» Instruction: Rewrite the lines below as a Markdown table with the columns "Row" and "Line", numbering each row and leaving out blank lines and pictures.

» Raw records:

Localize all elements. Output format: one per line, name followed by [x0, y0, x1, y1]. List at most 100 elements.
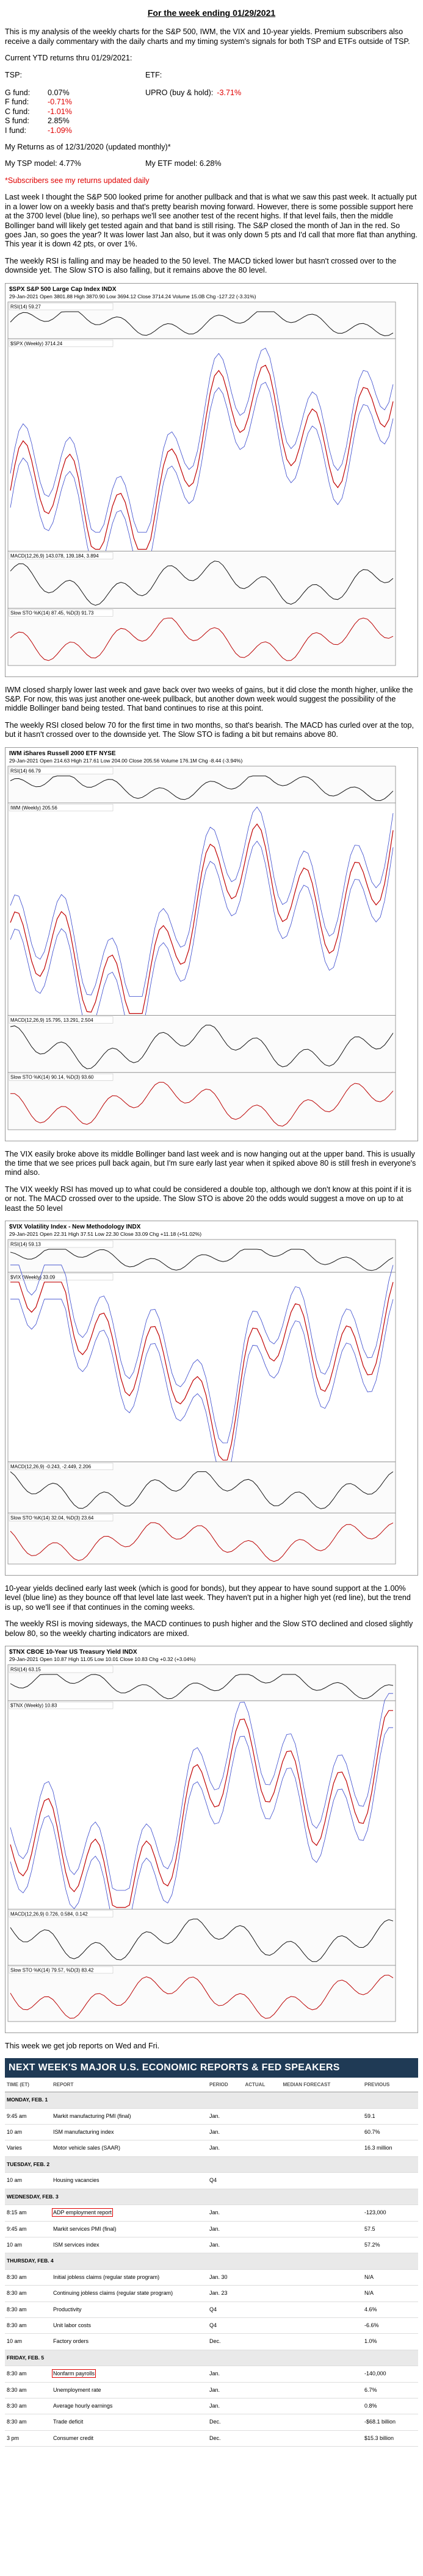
time: 8:30 am: [5, 2398, 51, 2415]
actual: [243, 2333, 281, 2350]
day: THURSDAY, FEB. 4: [5, 2253, 418, 2270]
chart: $TNX CBOE 10-Year US Treasury Yield INDX…: [7, 1649, 396, 2022]
decorative-trace: [10, 617, 394, 661]
report-name: Continuing jobless claims (regular state…: [53, 2290, 173, 2297]
previous: 1.0%: [363, 2333, 418, 2350]
report-name: Productivity: [53, 2306, 82, 2312]
chart: $SPX S&P 500 Large Cap Index INDX29-Jan-…: [7, 286, 396, 666]
period: Jan.: [208, 2398, 244, 2415]
panel-label-bg: [9, 1073, 114, 1081]
day-row: THURSDAY, FEB. 4: [5, 2253, 418, 2270]
decorative-trace: [10, 823, 394, 1014]
chart: IWM iShares Russell 2000 ETF NYSE29-Jan-…: [7, 750, 396, 1130]
paragraph: The weekly RSI is moving sideways, the M…: [5, 1620, 413, 1638]
previous: -6.6%: [363, 2317, 418, 2334]
chart: $VIX Volatility Index - New Methodology …: [7, 1224, 396, 1565]
panel-label: Slow STO %K(14) 79.57, %D(3) 83.42: [10, 1968, 94, 1973]
forecast: [281, 2366, 363, 2383]
decorative-band: [10, 806, 394, 997]
time: 10 am: [5, 2124, 51, 2141]
tsp-model: My TSP model: 4.77%: [5, 159, 81, 168]
panel-label-bg: [9, 551, 114, 559]
fund-name: C fund:: [5, 107, 30, 116]
column-header: MEDIAN FORECAST: [281, 2077, 363, 2093]
fund-name: I fund:: [5, 126, 27, 135]
forecast: [281, 2140, 363, 2157]
actual: [243, 2285, 281, 2302]
column-header: TIME (ET): [5, 2077, 51, 2093]
period: Jan.: [208, 2366, 244, 2383]
fund-row: UPRO (buy & hold): -3.71%: [145, 88, 241, 98]
chart-info: 29-Jan-2021 Open 214.63 High 217.61 Low …: [9, 758, 242, 764]
forecast: [281, 2302, 363, 2318]
forecast: [281, 2430, 363, 2447]
previous: 60.7%: [363, 2124, 418, 2141]
fund-value: 0.07%: [48, 88, 70, 98]
panel: [7, 1700, 396, 1910]
panel-label: IWM (Weekly) 205.56: [10, 805, 57, 810]
day: FRIDAY, FEB. 5: [5, 2350, 418, 2367]
report-row: 8:30 am Average hourly earnings Jan. 0.8%: [5, 2398, 418, 2415]
forecast: [281, 2108, 363, 2125]
decorative-band: [10, 1693, 393, 1891]
panel-label: Slow STO %K(14) 87.45, %D(3) 91.73: [10, 610, 94, 615]
decorative-trace: [10, 1975, 394, 2019]
forecast: [281, 2398, 363, 2415]
decorative-trace: [10, 560, 394, 606]
fund-value: -1.09%: [48, 126, 72, 135]
period: Dec.: [208, 2414, 244, 2431]
actual: [243, 2205, 281, 2222]
time: 8:30 am: [5, 2366, 51, 2383]
chart-ticker: IWM iShares Russell 2000 ETF NYSE: [9, 750, 116, 757]
decorative-trace: [10, 1674, 394, 1699]
panel: [7, 1965, 396, 2022]
etf-model: My ETF model: 6.28%: [145, 159, 222, 168]
panel-label: $SPX (Weekly) 3714.24: [10, 340, 63, 346]
panel-label: $VIX (Weekly) 33.09: [10, 1274, 56, 1280]
actual: [243, 2430, 281, 2447]
decorative-trace: [10, 1522, 394, 1562]
sections: Last week I thought the S&P 500 looked p…: [5, 193, 418, 2034]
paragraph: The VIX easily broke above its middle Bo…: [5, 1149, 416, 1177]
decorative-trace: [10, 775, 394, 801]
etf-funds: UPRO (buy & hold): -3.71%: [145, 88, 241, 135]
page: For the week ending 01/29/2021 This is m…: [0, 8, 423, 2576]
forecast: [281, 2414, 363, 2431]
time: 8:30 am: [5, 2317, 51, 2334]
panel-label-bg: [9, 339, 114, 347]
decorative-band: [10, 1299, 394, 1478]
period: Jan.: [208, 2108, 244, 2125]
report-name: ISM services index: [53, 2241, 99, 2248]
column-header: REPORT: [51, 2077, 208, 2093]
panel-label-bg: [9, 803, 114, 811]
panel-label: Slow STO %K(14) 90.14, %D(3) 93.60: [10, 1074, 94, 1080]
report: Consumer credit: [51, 2430, 208, 2447]
report-name: ISM manufacturing index: [53, 2129, 114, 2136]
day: WEDNESDAY, FEB. 3: [5, 2189, 418, 2206]
time: 8:30 am: [5, 2302, 51, 2318]
report-row: 8:30 am Trade deficit Dec. -$68.1 billion: [5, 2414, 418, 2431]
decorative-band: [10, 1265, 394, 1444]
time: 10 am: [5, 2172, 51, 2189]
panel: [7, 1072, 396, 1130]
actual: [243, 2221, 281, 2237]
fund-row: F fund: -0.71%: [5, 98, 145, 107]
previous: N/A: [363, 2285, 418, 2302]
report-row: Varies Motor vehicle sales (SAAR) Jan. 16.3…: [5, 2140, 418, 2157]
report: Factory orders: [51, 2333, 208, 2350]
report: Unit labor costs: [51, 2317, 208, 2334]
chart-info: 29-Jan-2021 Open 22.31 High 37.51 Low 22…: [9, 1231, 201, 1237]
report-name: ADP employment report: [52, 2208, 113, 2217]
panel: [7, 1014, 396, 1073]
time: Varies: [5, 2140, 51, 2157]
day-row: WEDNESDAY, FEB. 3: [5, 2189, 418, 2206]
period: Jan.: [208, 2140, 244, 2157]
panel-label: RSI(14) 59.27: [10, 304, 41, 309]
chart-ticker: $TNX CBOE 10-Year US Treasury Yield INDX: [9, 1649, 137, 1656]
report-name: Trade deficit: [53, 2419, 84, 2425]
period: Q4: [208, 2302, 244, 2318]
intro: This is my analysis of the weekly charts…: [5, 27, 410, 46]
fund-row: C fund: -1.01%: [5, 107, 145, 117]
report: Motor vehicle sales (SAAR): [51, 2140, 208, 2157]
report-row: 3 pm Consumer credit Dec. $15.3 billion: [5, 2430, 418, 2447]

» Final answer:
| Row | Line |
|---|---|
| 1 | Localize all elements. Output format: one per line, name followed by [x0, y0, x1, y1]. List at most 100 elements. |
| 2 | time: 8:30 am: [5, 2398, 51, 2415] |
| 3 | actual: [243, 2333, 281, 2350] |
| 4 | day: THURSDAY, FEB. 4: [5, 2253, 418, 2270] |
| 5 | chart: $TNX CBOE 10-Year US Treasury Yield INDX…: [7, 1649, 396, 2022] |
| 6 | decorative-trace: [10, 617, 394, 661] |
| 7 | report-name: Continuing jobless claims (regular state…: [53, 2290, 173, 2297] |
| 8 | previous: 1.0%: [363, 2333, 418, 2350] |
| 9 | report-name: Productivity: [53, 2306, 82, 2312] |
| 10 | chart: $SPX S&P 500 Large Cap Index INDX29-Jan-…: [7, 286, 396, 666] |
| 11 | period: Jan.: [208, 2398, 244, 2415] |
| 12 | panel-label-bg: [9, 1073, 114, 1081] |
| 13 | day-row: THURSDAY, FEB. 4: [5, 2253, 418, 2270] |
| 14 | decorative-trace: [10, 823, 394, 1014] |
| 15 | chart: IWM iShares Russell 2000 ETF NYSE29-Jan-…: [7, 750, 396, 1130] |
| 16 | paragraph: The weekly RSI is moving sideways, the M…: [5, 1620, 413, 1638] |
| 17 | previous: -6.6%: [363, 2317, 418, 2334] |
| 18 | chart: $VIX Volatility Index - New Methodology …: [7, 1224, 396, 1565] |
| 19 | panel-label: Slow STO %K(14) 79.57, %D(3) 83.42: [10, 1968, 94, 1973] |
| 20 | forecast: [281, 2366, 363, 2383] |
| 21 | decorative-band: [10, 806, 394, 997] |
| 22 | time: 10 am: [5, 2124, 51, 2141] |
| 23 | tsp-model: My TSP model: 4.77%: [5, 159, 81, 168] |
| 24 | panel-label-bg: [9, 551, 114, 559] |
| 25 | fund-name: C fund:: [5, 107, 30, 116] |
| 26 | column-header: MEDIAN FORECAST: [281, 2077, 363, 2093] |
| 27 | fund-name: I fund:: [5, 126, 27, 135] |
| 28 | forecast: [281, 2140, 363, 2157] |
| 29 | actual: [243, 2285, 281, 2302] |
| 30 | column-header: TIME (ET): [5, 2077, 51, 2093] |
| 31 | period: Jan.: [208, 2366, 244, 2383] |
| 32 | fund-row: UPRO (buy & hold): -3.71%: [145, 88, 241, 98] |
| 33 | chart-info: 29-Jan-2021 Open 214.63 High 217.61 Low …: [9, 758, 242, 764] |
| 34 | forecast: [281, 2302, 363, 2318] |
| 35 | forecast: [281, 2430, 363, 2447] |
| 36 | previous: 60.7%: [363, 2124, 418, 2141] |
| 37 | fund-value: 0.07%: [48, 88, 70, 98] |
| 38 | panel: [7, 1700, 396, 1910] |
| 39 | panel-label: IWM (Weekly) 205.56: [10, 805, 57, 810] |
| 40 | day: FRIDAY, FEB. 5: [5, 2350, 418, 2367] |
| 41 | report-row: 8:30 am Average hourly earnings Jan. 0.8%: [5, 2398, 418, 2415] |
| 42 | forecast: [281, 2108, 363, 2125] |
| 43 | decorative-band: [10, 1693, 393, 1891] |
| 44 | panel-label: Slow STO %K(14) 87.45, %D(3) 91.73: [10, 610, 94, 615] |
| 45 | decorative-trace: [10, 1975, 394, 2019] |
| 46 | forecast: [281, 2398, 363, 2415] |
| 47 | decorative-trace: [10, 560, 394, 606] |
| 48 | fund-value: -1.09%: [48, 126, 72, 135] |
| 49 | period: Dec.: [208, 2414, 244, 2431] |
| 50 | actual: [243, 2205, 281, 2222] |
| 51 | time: 8:30 am: [5, 2366, 51, 2383] |
| 52 | chart-ticker: IWM iShares Russell 2000 ETF NYSE: [9, 750, 116, 757] |
| 53 | decorative-trace: [10, 1674, 394, 1699] |
| 54 | panel: [7, 1965, 396, 2022] |
| 55 | etf-model: My ETF model: 6.28%: [145, 159, 222, 168] |
| 56 | panel-label: $SPX (Weekly) 3714.24: [10, 340, 63, 346] |
| 57 | panel-label: $VIX (Weekly) 33.09: [10, 1274, 56, 1280] |
| 58 | actual: [243, 2430, 281, 2447] |
| 59 | decorative-trace: [10, 1522, 394, 1562] |
| 60 | sections: Last week I thought the S&P 500 looked p…: [5, 193, 418, 2034] |
| 61 | paragraph: The VIX easily broke above its middle Bo…: [5, 1149, 416, 1177] |
| 62 | decorative-trace: [10, 775, 394, 801] |
| 63 | etf-funds: UPRO (buy & hold): -3.71%: [145, 88, 241, 135] |
| 64 | page: For the week ending 01/29/2021 This is m…: [0, 8, 423, 2576] |
| 65 | forecast: [281, 2414, 363, 2431] |
| 66 | time: 8:30 am: [5, 2317, 51, 2334] |
| 67 | panel-label-bg: [9, 339, 114, 347] |
| 68 | decorative-band: [10, 1299, 394, 1478] |
| 69 | period: Jan.: [208, 2108, 244, 2125] |
| 70 | report-name: ISM services index: [53, 2241, 99, 2248] |
| 71 | column-header: REPORT: [51, 2077, 208, 2093] |
| 72 | panel-label-bg: [9, 803, 114, 811] |
| 73 | panel-label: Slow STO %K(14) 90.14, %D(3) 93.60: [10, 1074, 94, 1080] |
| 74 | report: Consumer credit: [51, 2430, 208, 2447] |
| 75 | report-name: ISM manufacturing index: [53, 2129, 114, 2136] |
| 76 | day: WEDNESDAY, FEB. 3: [5, 2189, 418, 2206] |
| 77 | time: 8:30 am: [5, 2302, 51, 2318] |
| 78 | report-row: 8:30 am Trade deficit Dec. -$68.1 billion: [5, 2414, 418, 2431] |
| 79 | decorative-band: [10, 1265, 394, 1444] |
| 80 | time: 10 am: [5, 2172, 51, 2189] |
| 81 | panel: [7, 1072, 396, 1130] |
| 82 | actual: [243, 2221, 281, 2237] |
| 83 | fund-row: F fund: -0.71%: [5, 98, 145, 107] |
| 84 | previous: N/A: [363, 2285, 418, 2302] |
| 85 | report-row: Varies Motor vehicle sales (SAAR) Jan. 16.3…: [5, 2140, 418, 2157] |
| 86 | report: Factory orders: [51, 2333, 208, 2350] |
| 87 | report: Unit labor costs: [51, 2317, 208, 2334] |
| 88 | chart-info: 29-Jan-2021 Open 22.31 High 37.51 Low 22…: [9, 1231, 201, 1237] |
| 89 | report-name: ADP employment report: [52, 2208, 113, 2217] |
| 90 | panel: [7, 1014, 396, 1073] |
| 91 | time: Varies: [5, 2140, 51, 2157] |
| 92 | day-row: WEDNESDAY, FEB. 3: [5, 2189, 418, 2206] |
| 93 | period: Jan.: [208, 2140, 244, 2157] |
| 94 | panel-label: RSI(14) 59.27: [10, 304, 41, 309] |
| 95 | chart-ticker: $TNX CBOE 10-Year US Treasury Yield INDX: [9, 1649, 137, 1656] |
| 96 | report-name: Trade deficit: [53, 2419, 84, 2425] |
| 97 | period: Q4: [208, 2302, 244, 2318] |
| 98 | intro: This is my analysis of the weekly charts…: [5, 27, 410, 46] |
| 99 | fund-row: C fund: -1.01%: [5, 107, 145, 117] |
| 100 | report: Motor vehicle sales (SAAR): [51, 2140, 208, 2157] |
| 101 | report-row: 3 pm Consumer credit Dec. $15.3 billion: [5, 2430, 418, 2447] |